#### [What the task requires]
Return the records that follow unaltered. Omit every picture.

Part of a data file
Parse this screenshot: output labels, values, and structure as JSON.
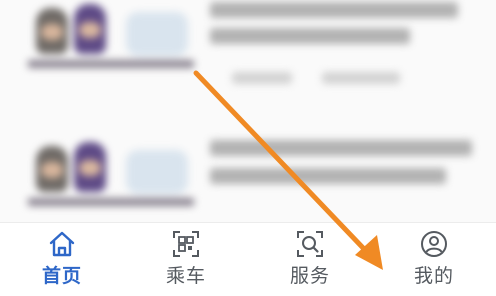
{
  "colors": {
    "accent": "#2e67c8",
    "tab_inactive": "#555a60",
    "annotation_arrow": "#f08a24"
  },
  "tabs": [
    {
      "label": "首页",
      "icon": "home-icon",
      "active": true
    },
    {
      "label": "乘车",
      "icon": "qr-code-icon",
      "active": false
    },
    {
      "label": "服务",
      "icon": "search-service-icon",
      "active": false
    },
    {
      "label": "我的",
      "icon": "user-profile-icon",
      "active": false
    }
  ]
}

#### [Solved problem]
Parse this screenshot: output labels, values, and structure as JSON.
{
  "colors": {
    "accent": "#2e67c8",
    "tab_inactive": "#555a60",
    "annotation_arrow": "#f08a24"
  },
  "tabs": [
    {
      "label": "首页",
      "icon": "home-icon",
      "active": true
    },
    {
      "label": "乘车",
      "icon": "qr-code-icon",
      "active": false
    },
    {
      "label": "服务",
      "icon": "search-service-icon",
      "active": false
    },
    {
      "label": "我的",
      "icon": "user-profile-icon",
      "active": false
    }
  ]
}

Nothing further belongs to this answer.